Print all of the entries exactly, minus the pictures.

* Begin INFORMATION PROVIDED *

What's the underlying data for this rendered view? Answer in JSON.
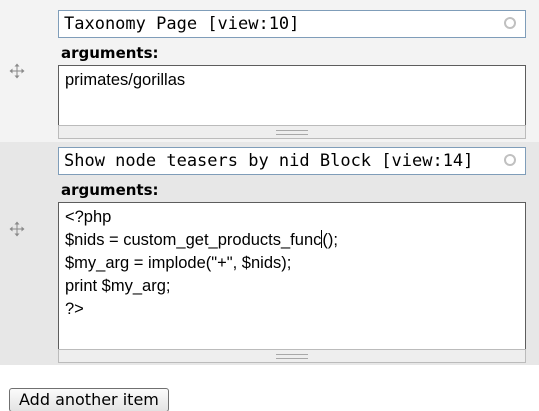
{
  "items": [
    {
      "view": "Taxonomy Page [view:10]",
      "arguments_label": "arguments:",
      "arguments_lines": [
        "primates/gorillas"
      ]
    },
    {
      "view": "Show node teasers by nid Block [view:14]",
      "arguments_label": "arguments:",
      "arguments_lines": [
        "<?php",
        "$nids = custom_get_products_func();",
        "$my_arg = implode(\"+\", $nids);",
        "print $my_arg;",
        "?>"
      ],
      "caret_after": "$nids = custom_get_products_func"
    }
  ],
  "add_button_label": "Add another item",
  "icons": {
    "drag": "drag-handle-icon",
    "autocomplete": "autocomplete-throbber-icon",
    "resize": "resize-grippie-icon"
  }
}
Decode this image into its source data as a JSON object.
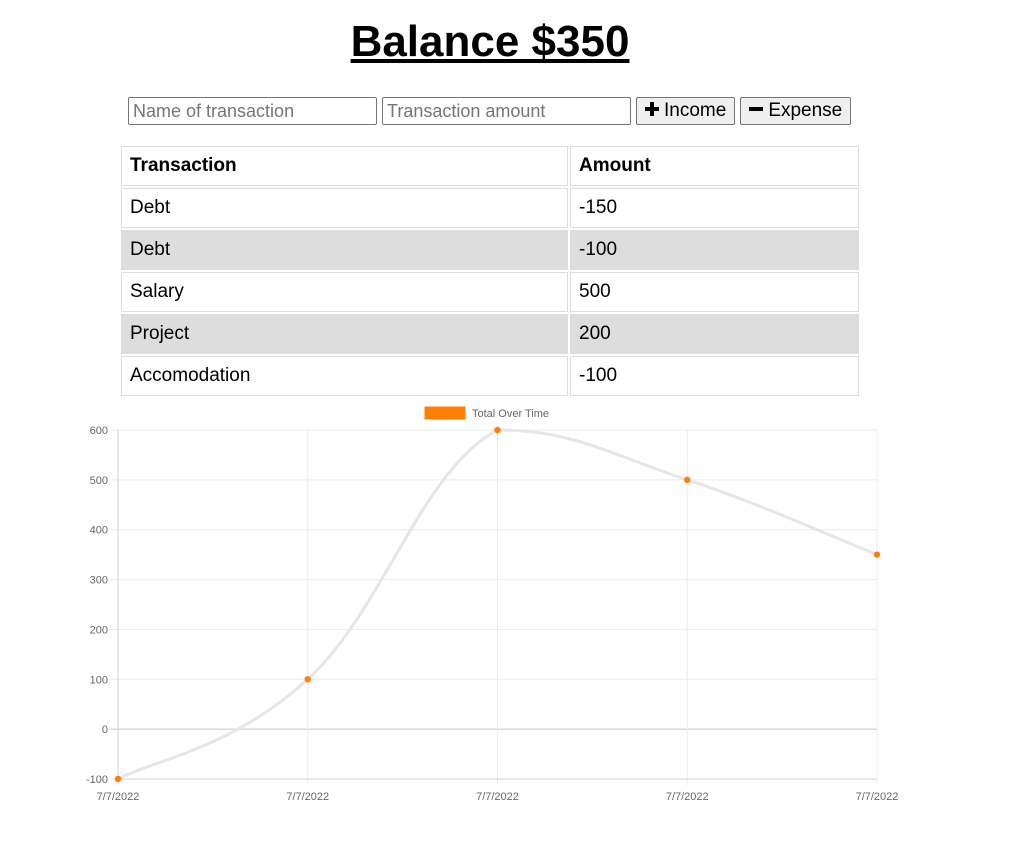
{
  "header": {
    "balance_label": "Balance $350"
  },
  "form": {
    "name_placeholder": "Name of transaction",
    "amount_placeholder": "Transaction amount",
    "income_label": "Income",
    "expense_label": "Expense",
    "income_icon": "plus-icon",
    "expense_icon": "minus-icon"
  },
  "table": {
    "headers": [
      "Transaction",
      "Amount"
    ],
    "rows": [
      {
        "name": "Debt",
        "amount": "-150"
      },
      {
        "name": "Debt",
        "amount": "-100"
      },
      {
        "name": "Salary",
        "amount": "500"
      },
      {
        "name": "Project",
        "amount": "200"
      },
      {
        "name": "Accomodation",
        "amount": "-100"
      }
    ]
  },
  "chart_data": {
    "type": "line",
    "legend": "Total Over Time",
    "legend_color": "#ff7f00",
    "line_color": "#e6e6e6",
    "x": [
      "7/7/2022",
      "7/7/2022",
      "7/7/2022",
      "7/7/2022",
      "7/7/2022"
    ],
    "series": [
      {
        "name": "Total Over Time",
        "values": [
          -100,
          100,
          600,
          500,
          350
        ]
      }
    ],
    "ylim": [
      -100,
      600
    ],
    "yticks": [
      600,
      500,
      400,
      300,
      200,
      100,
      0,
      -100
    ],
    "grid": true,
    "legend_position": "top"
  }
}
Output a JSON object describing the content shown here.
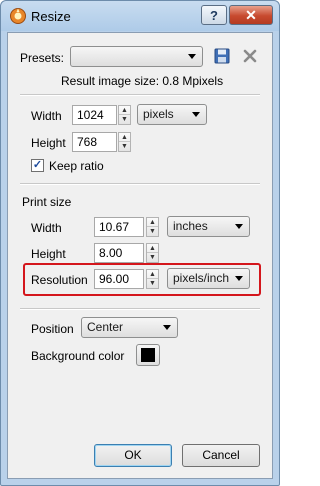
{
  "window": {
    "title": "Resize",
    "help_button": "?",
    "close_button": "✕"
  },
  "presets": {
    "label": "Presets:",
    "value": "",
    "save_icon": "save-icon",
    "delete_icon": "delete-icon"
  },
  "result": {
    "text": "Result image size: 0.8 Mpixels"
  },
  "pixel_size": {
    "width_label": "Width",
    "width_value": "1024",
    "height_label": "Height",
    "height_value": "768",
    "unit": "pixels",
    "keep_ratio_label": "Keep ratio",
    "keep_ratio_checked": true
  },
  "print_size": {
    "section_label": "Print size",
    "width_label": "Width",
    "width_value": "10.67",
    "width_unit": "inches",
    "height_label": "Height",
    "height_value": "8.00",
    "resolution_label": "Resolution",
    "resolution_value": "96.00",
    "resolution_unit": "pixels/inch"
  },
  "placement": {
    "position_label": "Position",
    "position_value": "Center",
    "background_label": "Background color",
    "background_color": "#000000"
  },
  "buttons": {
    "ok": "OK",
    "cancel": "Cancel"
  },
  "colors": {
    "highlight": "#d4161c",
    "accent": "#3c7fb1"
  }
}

* End INFORMATION PROVIDED *

> RESPONSE
What's the underlying data for this rendered view? Answer in JSON.
{
  "items": [
    {
      "view": "Taxonomy Page [view:10]",
      "arguments_label": "arguments:",
      "arguments_lines": [
        "primates/gorillas"
      ]
    },
    {
      "view": "Show node teasers by nid Block [view:14]",
      "arguments_label": "arguments:",
      "arguments_lines": [
        "<?php",
        "$nids = custom_get_products_func();",
        "$my_arg = implode(\"+\", $nids);",
        "print $my_arg;",
        "?>"
      ],
      "caret_after": "$nids = custom_get_products_func"
    }
  ],
  "add_button_label": "Add another item",
  "icons": {
    "drag": "drag-handle-icon",
    "autocomplete": "autocomplete-throbber-icon",
    "resize": "resize-grippie-icon"
  }
}
Decode this image into its source data as a JSON object.
{
  "header": {
    "balance_label": "Balance $350"
  },
  "form": {
    "name_placeholder": "Name of transaction",
    "amount_placeholder": "Transaction amount",
    "income_label": "Income",
    "expense_label": "Expense",
    "income_icon": "plus-icon",
    "expense_icon": "minus-icon"
  },
  "table": {
    "headers": [
      "Transaction",
      "Amount"
    ],
    "rows": [
      {
        "name": "Debt",
        "amount": "-150"
      },
      {
        "name": "Debt",
        "amount": "-100"
      },
      {
        "name": "Salary",
        "amount": "500"
      },
      {
        "name": "Project",
        "amount": "200"
      },
      {
        "name": "Accomodation",
        "amount": "-100"
      }
    ]
  },
  "chart_data": {
    "type": "line",
    "legend": "Total Over Time",
    "legend_color": "#ff7f00",
    "line_color": "#e6e6e6",
    "x": [
      "7/7/2022",
      "7/7/2022",
      "7/7/2022",
      "7/7/2022",
      "7/7/2022"
    ],
    "series": [
      {
        "name": "Total Over Time",
        "values": [
          -100,
          100,
          600,
          500,
          350
        ]
      }
    ],
    "ylim": [
      -100,
      600
    ],
    "yticks": [
      600,
      500,
      400,
      300,
      200,
      100,
      0,
      -100
    ],
    "grid": true,
    "legend_position": "top"
  }
}
Output a JSON object describing the content shown here.
{
  "window": {
    "title": "Resize",
    "help_button": "?",
    "close_button": "✕"
  },
  "presets": {
    "label": "Presets:",
    "value": "",
    "save_icon": "save-icon",
    "delete_icon": "delete-icon"
  },
  "result": {
    "text": "Result image size: 0.8 Mpixels"
  },
  "pixel_size": {
    "width_label": "Width",
    "width_value": "1024",
    "height_label": "Height",
    "height_value": "768",
    "unit": "pixels",
    "keep_ratio_label": "Keep ratio",
    "keep_ratio_checked": true
  },
  "print_size": {
    "section_label": "Print size",
    "width_label": "Width",
    "width_value": "10.67",
    "width_unit": "inches",
    "height_label": "Height",
    "height_value": "8.00",
    "resolution_label": "Resolution",
    "resolution_value": "96.00",
    "resolution_unit": "pixels/inch"
  },
  "placement": {
    "position_label": "Position",
    "position_value": "Center",
    "background_label": "Background color",
    "background_color": "#000000"
  },
  "buttons": {
    "ok": "OK",
    "cancel": "Cancel"
  },
  "colors": {
    "highlight": "#d4161c",
    "accent": "#3c7fb1"
  }
}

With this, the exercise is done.